(Stored items)
╭──

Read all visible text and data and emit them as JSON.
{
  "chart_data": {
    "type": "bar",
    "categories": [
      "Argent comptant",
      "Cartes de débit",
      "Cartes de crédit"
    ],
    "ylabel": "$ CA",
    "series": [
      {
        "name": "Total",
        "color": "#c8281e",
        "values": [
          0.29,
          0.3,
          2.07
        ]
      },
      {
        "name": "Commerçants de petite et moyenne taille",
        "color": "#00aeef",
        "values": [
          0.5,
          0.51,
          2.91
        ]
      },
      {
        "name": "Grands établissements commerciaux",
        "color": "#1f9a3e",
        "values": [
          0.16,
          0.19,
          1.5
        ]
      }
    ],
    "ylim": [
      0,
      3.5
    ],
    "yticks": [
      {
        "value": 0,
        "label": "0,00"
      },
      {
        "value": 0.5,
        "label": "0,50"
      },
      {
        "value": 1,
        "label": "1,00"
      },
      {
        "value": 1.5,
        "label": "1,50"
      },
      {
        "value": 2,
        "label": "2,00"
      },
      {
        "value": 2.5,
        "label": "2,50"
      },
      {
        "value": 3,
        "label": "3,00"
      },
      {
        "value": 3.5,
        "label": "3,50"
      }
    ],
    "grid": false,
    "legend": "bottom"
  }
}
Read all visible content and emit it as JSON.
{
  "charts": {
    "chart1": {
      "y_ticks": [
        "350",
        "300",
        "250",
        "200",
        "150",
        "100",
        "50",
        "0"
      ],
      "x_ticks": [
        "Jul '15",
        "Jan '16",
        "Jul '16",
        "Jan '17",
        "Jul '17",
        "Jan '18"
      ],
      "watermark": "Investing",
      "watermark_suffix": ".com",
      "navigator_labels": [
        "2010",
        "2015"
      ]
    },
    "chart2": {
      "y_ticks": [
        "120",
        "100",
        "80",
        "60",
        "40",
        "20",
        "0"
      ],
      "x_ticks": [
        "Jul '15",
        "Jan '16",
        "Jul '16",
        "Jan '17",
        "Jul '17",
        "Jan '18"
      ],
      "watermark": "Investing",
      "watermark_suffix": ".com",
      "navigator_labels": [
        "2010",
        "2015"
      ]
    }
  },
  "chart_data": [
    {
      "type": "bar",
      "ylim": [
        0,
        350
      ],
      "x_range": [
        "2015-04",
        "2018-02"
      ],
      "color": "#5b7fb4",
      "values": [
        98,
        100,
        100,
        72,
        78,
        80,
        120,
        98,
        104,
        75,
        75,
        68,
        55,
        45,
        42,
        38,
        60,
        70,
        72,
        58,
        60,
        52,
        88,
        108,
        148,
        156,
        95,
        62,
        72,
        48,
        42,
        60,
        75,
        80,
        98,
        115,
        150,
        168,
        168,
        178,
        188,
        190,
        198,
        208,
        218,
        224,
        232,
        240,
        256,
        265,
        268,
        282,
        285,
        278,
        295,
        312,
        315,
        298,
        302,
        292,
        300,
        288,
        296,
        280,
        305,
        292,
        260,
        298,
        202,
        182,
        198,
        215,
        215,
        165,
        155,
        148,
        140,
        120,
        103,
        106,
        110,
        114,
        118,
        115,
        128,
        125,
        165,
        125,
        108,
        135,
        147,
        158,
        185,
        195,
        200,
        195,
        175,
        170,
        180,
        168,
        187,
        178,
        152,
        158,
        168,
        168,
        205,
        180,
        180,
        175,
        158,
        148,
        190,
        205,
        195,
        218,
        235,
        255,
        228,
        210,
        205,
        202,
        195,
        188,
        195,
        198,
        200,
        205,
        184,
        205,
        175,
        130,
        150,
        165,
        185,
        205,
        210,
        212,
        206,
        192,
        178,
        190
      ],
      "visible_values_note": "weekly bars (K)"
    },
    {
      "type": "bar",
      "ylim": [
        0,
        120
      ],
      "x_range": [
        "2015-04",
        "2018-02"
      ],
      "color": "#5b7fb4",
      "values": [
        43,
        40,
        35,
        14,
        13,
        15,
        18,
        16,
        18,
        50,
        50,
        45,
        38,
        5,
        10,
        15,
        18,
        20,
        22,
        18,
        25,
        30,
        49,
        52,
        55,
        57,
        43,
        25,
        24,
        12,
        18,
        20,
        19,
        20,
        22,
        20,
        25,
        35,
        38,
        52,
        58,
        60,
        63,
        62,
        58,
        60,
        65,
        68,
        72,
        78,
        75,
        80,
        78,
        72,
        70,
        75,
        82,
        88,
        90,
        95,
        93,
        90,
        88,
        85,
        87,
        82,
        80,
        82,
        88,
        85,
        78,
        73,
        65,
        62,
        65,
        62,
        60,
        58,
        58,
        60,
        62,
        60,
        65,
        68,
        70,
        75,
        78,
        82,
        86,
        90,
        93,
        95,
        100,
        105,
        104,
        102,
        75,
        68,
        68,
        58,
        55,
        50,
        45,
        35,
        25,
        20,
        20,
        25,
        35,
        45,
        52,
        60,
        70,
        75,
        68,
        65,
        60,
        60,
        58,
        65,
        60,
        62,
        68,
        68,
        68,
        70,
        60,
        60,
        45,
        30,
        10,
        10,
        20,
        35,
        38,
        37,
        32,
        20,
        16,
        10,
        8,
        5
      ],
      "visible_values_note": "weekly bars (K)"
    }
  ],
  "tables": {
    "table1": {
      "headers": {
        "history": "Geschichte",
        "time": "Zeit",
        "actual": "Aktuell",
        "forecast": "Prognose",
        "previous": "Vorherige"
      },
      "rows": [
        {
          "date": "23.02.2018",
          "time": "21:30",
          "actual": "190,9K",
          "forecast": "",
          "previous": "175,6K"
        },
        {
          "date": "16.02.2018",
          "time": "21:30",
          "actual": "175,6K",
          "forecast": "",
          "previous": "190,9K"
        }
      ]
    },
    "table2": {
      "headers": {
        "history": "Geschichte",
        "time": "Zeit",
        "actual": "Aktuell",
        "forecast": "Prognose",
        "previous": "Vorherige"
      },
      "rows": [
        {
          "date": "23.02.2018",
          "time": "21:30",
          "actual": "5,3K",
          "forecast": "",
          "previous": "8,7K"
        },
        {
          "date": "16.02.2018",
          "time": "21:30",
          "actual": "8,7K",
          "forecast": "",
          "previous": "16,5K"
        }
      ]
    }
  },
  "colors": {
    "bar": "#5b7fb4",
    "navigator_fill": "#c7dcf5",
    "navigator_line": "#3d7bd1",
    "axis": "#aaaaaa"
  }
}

╰──

■ What is expected: Copy every line of the material, please, keeping it exactly the same.

■ Task solution:
Read all visible text and data and emit them as JSON.
{
  "chart_data": {
    "type": "bar",
    "categories": [
      "Argent comptant",
      "Cartes de débit",
      "Cartes de crédit"
    ],
    "ylabel": "$ CA",
    "series": [
      {
        "name": "Total",
        "color": "#c8281e",
        "values": [
          0.29,
          0.3,
          2.07
        ]
      },
      {
        "name": "Commerçants de petite et moyenne taille",
        "color": "#00aeef",
        "values": [
          0.5,
          0.51,
          2.91
        ]
      },
      {
        "name": "Grands établissements commerciaux",
        "color": "#1f9a3e",
        "values": [
          0.16,
          0.19,
          1.5
        ]
      }
    ],
    "ylim": [
      0,
      3.5
    ],
    "yticks": [
      {
        "value": 0,
        "label": "0,00"
      },
      {
        "value": 0.5,
        "label": "0,50"
      },
      {
        "value": 1,
        "label": "1,00"
      },
      {
        "value": 1.5,
        "label": "1,50"
      },
      {
        "value": 2,
        "label": "2,00"
      },
      {
        "value": 2.5,
        "label": "2,50"
      },
      {
        "value": 3,
        "label": "3,00"
      },
      {
        "value": 3.5,
        "label": "3,50"
      }
    ],
    "grid": false,
    "legend": "bottom"
  }
}
Read all visible content and emit it as JSON.
{
  "charts": {
    "chart1": {
      "y_ticks": [
        "350",
        "300",
        "250",
        "200",
        "150",
        "100",
        "50",
        "0"
      ],
      "x_ticks": [
        "Jul '15",
        "Jan '16",
        "Jul '16",
        "Jan '17",
        "Jul '17",
        "Jan '18"
      ],
      "watermark": "Investing",
      "watermark_suffix": ".com",
      "navigator_labels": [
        "2010",
        "2015"
      ]
    },
    "chart2": {
      "y_ticks": [
        "120",
        "100",
        "80",
        "60",
        "40",
        "20",
        "0"
      ],
      "x_ticks": [
        "Jul '15",
        "Jan '16",
        "Jul '16",
        "Jan '17",
        "Jul '17",
        "Jan '18"
      ],
      "watermark": "Investing",
      "watermark_suffix": ".com",
      "navigator_labels": [
        "2010",
        "2015"
      ]
    }
  },
  "chart_data": [
    {
      "type": "bar",
      "ylim": [
        0,
        350
      ],
      "x_range": [
        "2015-04",
        "2018-02"
      ],
      "color": "#5b7fb4",
      "values": [
        98,
        100,
        100,
        72,
        78,
        80,
        120,
        98,
        104,
        75,
        75,
        68,
        55,
        45,
        42,
        38,
        60,
        70,
        72,
        58,
        60,
        52,
        88,
        108,
        148,
        156,
        95,
        62,
        72,
        48,
        42,
        60,
        75,
        80,
        98,
        115,
        150,
        168,
        168,
        178,
        188,
        190,
        198,
        208,
        218,
        224,
        232,
        240,
        256,
        265,
        268,
        282,
        285,
        278,
        295,
        312,
        315,
        298,
        302,
        292,
        300,
        288,
        296,
        280,
        305,
        292,
        260,
        298,
        202,
        182,
        198,
        215,
        215,
        165,
        155,
        148,
        140,
        120,
        103,
        106,
        110,
        114,
        118,
        115,
        128,
        125,
        165,
        125,
        108,
        135,
        147,
        158,
        185,
        195,
        200,
        195,
        175,
        170,
        180,
        168,
        187,
        178,
        152,
        158,
        168,
        168,
        205,
        180,
        180,
        175,
        158,
        148,
        190,
        205,
        195,
        218,
        235,
        255,
        228,
        210,
        205,
        202,
        195,
        188,
        195,
        198,
        200,
        205,
        184,
        205,
        175,
        130,
        150,
        165,
        185,
        205,
        210,
        212,
        206,
        192,
        178,
        190
      ],
      "visible_values_note": "weekly bars (K)"
    },
    {
      "type": "bar",
      "ylim": [
        0,
        120
      ],
      "x_range": [
        "2015-04",
        "2018-02"
      ],
      "color": "#5b7fb4",
      "values": [
        43,
        40,
        35,
        14,
        13,
        15,
        18,
        16,
        18,
        50,
        50,
        45,
        38,
        5,
        10,
        15,
        18,
        20,
        22,
        18,
        25,
        30,
        49,
        52,
        55,
        57,
        43,
        25,
        24,
        12,
        18,
        20,
        19,
        20,
        22,
        20,
        25,
        35,
        38,
        52,
        58,
        60,
        63,
        62,
        58,
        60,
        65,
        68,
        72,
        78,
        75,
        80,
        78,
        72,
        70,
        75,
        82,
        88,
        90,
        95,
        93,
        90,
        88,
        85,
        87,
        82,
        80,
        82,
        88,
        85,
        78,
        73,
        65,
        62,
        65,
        62,
        60,
        58,
        58,
        60,
        62,
        60,
        65,
        68,
        70,
        75,
        78,
        82,
        86,
        90,
        93,
        95,
        100,
        105,
        104,
        102,
        75,
        68,
        68,
        58,
        55,
        50,
        45,
        35,
        25,
        20,
        20,
        25,
        35,
        45,
        52,
        60,
        70,
        75,
        68,
        65,
        60,
        60,
        58,
        65,
        60,
        62,
        68,
        68,
        68,
        70,
        60,
        60,
        45,
        30,
        10,
        10,
        20,
        35,
        38,
        37,
        32,
        20,
        16,
        10,
        8,
        5
      ],
      "visible_values_note": "weekly bars (K)"
    }
  ],
  "tables": {
    "table1": {
      "headers": {
        "history": "Geschichte",
        "time": "Zeit",
        "actual": "Aktuell",
        "forecast": "Prognose",
        "previous": "Vorherige"
      },
      "rows": [
        {
          "date": "23.02.2018",
          "time": "21:30",
          "actual": "190,9K",
          "forecast": "",
          "previous": "175,6K"
        },
        {
          "date": "16.02.2018",
          "time": "21:30",
          "actual": "175,6K",
          "forecast": "",
          "previous": "190,9K"
        }
      ]
    },
    "table2": {
      "headers": {
        "history": "Geschichte",
        "time": "Zeit",
        "actual": "Aktuell",
        "forecast": "Prognose",
        "previous": "Vorherige"
      },
      "rows": [
        {
          "date": "23.02.2018",
          "time": "21:30",
          "actual": "5,3K",
          "forecast": "",
          "previous": "8,7K"
        },
        {
          "date": "16.02.2018",
          "time": "21:30",
          "actual": "8,7K",
          "forecast": "",
          "previous": "16,5K"
        }
      ]
    }
  },
  "colors": {
    "bar": "#5b7fb4",
    "navigator_fill": "#c7dcf5",
    "navigator_line": "#3d7bd1",
    "axis": "#aaaaaa"
  }
}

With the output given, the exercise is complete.